↓↓↓

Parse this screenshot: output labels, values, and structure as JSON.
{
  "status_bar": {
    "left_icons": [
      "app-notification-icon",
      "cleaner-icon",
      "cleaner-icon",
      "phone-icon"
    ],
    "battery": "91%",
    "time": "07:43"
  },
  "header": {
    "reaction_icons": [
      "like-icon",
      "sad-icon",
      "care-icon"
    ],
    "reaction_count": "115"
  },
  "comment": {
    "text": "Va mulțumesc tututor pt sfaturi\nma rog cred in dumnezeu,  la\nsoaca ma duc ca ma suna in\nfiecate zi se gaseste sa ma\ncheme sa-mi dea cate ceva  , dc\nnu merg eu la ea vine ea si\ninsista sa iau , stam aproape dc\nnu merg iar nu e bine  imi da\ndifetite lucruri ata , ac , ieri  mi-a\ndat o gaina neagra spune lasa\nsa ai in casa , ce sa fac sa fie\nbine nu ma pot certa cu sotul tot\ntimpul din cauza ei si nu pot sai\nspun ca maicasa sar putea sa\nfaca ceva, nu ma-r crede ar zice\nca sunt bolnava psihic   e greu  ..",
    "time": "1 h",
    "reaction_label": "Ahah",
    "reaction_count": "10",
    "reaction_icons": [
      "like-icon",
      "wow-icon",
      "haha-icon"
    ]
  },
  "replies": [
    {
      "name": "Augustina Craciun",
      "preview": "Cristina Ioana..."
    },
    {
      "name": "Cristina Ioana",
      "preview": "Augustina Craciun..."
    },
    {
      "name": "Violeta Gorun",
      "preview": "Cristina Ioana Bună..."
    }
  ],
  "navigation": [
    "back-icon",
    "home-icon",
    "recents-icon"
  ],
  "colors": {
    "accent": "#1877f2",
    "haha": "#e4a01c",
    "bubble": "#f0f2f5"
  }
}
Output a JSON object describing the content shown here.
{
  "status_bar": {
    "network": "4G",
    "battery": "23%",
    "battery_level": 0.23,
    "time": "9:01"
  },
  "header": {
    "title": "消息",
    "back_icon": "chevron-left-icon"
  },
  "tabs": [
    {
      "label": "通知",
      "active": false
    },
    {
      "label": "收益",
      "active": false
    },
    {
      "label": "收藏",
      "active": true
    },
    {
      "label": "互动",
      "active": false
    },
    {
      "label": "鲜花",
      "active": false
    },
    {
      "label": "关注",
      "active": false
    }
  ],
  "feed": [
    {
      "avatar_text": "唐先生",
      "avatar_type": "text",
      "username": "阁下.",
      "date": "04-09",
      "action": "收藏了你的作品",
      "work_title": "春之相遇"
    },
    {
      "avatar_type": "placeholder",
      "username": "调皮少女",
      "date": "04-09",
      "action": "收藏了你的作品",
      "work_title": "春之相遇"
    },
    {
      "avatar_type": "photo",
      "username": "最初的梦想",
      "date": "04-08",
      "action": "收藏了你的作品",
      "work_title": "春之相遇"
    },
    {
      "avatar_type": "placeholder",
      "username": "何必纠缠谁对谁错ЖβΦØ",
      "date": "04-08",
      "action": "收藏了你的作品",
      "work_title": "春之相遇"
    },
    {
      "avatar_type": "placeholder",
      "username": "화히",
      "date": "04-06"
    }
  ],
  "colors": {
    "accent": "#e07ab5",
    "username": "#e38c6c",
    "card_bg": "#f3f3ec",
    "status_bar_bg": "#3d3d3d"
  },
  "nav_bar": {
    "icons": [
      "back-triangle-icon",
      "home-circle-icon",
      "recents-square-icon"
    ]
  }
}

↑↑↑

Identify lines with the string "Craciun". Copy each one.

▶ Exercise answer
      "name": "Augustina Craciun",
      "preview": "Augustina Craciun..."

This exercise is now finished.